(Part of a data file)
═══

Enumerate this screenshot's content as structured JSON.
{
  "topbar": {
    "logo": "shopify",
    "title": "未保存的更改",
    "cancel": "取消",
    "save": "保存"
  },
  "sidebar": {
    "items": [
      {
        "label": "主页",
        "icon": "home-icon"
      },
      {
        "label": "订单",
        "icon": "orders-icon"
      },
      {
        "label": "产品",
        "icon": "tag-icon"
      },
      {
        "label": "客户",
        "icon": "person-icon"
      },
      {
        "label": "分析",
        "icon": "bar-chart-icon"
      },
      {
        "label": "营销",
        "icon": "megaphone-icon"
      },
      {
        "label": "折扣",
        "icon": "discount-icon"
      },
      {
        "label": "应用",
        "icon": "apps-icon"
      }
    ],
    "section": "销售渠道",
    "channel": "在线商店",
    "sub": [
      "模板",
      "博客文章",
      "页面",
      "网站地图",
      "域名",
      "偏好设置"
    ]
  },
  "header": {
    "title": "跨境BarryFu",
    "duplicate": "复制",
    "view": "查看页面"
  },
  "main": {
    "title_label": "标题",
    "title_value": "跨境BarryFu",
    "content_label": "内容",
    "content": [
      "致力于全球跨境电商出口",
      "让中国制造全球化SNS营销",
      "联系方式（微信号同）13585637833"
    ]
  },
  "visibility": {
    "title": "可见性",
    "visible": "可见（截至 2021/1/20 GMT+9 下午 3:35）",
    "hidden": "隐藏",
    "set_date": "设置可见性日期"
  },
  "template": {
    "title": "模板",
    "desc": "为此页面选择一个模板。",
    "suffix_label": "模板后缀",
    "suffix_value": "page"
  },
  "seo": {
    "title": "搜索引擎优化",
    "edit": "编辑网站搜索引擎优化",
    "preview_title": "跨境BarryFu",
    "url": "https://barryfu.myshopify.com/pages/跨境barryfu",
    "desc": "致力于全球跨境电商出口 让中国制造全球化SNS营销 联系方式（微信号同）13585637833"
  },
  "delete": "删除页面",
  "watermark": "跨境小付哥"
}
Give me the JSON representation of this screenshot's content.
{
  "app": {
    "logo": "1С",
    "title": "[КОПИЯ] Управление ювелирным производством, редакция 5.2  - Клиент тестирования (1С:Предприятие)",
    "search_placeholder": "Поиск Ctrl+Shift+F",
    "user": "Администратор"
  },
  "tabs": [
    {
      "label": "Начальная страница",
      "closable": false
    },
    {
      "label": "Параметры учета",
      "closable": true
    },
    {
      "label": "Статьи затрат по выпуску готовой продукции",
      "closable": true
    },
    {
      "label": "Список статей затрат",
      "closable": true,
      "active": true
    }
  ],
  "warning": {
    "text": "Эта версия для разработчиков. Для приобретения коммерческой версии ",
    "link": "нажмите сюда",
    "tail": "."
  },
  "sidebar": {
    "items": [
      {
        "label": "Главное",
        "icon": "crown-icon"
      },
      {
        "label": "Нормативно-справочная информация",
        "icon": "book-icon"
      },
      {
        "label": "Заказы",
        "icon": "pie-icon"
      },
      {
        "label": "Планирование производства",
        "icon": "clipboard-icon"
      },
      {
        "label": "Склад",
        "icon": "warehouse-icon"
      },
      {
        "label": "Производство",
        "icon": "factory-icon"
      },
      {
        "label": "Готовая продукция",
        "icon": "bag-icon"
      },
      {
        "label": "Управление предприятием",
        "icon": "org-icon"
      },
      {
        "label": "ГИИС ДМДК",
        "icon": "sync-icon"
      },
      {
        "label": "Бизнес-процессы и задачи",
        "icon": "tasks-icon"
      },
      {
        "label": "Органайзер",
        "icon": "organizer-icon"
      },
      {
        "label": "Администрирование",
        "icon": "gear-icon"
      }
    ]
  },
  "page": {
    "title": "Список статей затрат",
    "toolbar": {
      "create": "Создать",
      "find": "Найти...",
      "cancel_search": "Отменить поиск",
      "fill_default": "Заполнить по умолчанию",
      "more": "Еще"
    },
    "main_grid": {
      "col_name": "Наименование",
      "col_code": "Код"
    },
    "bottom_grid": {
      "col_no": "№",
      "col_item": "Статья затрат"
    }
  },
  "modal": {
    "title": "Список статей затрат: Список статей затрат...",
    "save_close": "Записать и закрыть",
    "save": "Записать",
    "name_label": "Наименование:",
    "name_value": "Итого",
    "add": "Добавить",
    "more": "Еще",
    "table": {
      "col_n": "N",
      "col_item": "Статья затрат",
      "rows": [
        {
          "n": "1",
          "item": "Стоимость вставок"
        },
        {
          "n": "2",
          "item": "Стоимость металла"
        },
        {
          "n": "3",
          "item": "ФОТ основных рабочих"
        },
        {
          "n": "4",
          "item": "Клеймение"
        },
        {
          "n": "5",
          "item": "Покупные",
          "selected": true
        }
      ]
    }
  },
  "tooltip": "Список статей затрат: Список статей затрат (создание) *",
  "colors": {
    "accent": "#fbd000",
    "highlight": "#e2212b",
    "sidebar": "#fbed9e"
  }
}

═══

* Brief
In the entries above, identify every line with the string "screenshot".

* Written response
Enumerate this screenshot's content as structured JSON.
Give me the JSON representation of this screenshot's content.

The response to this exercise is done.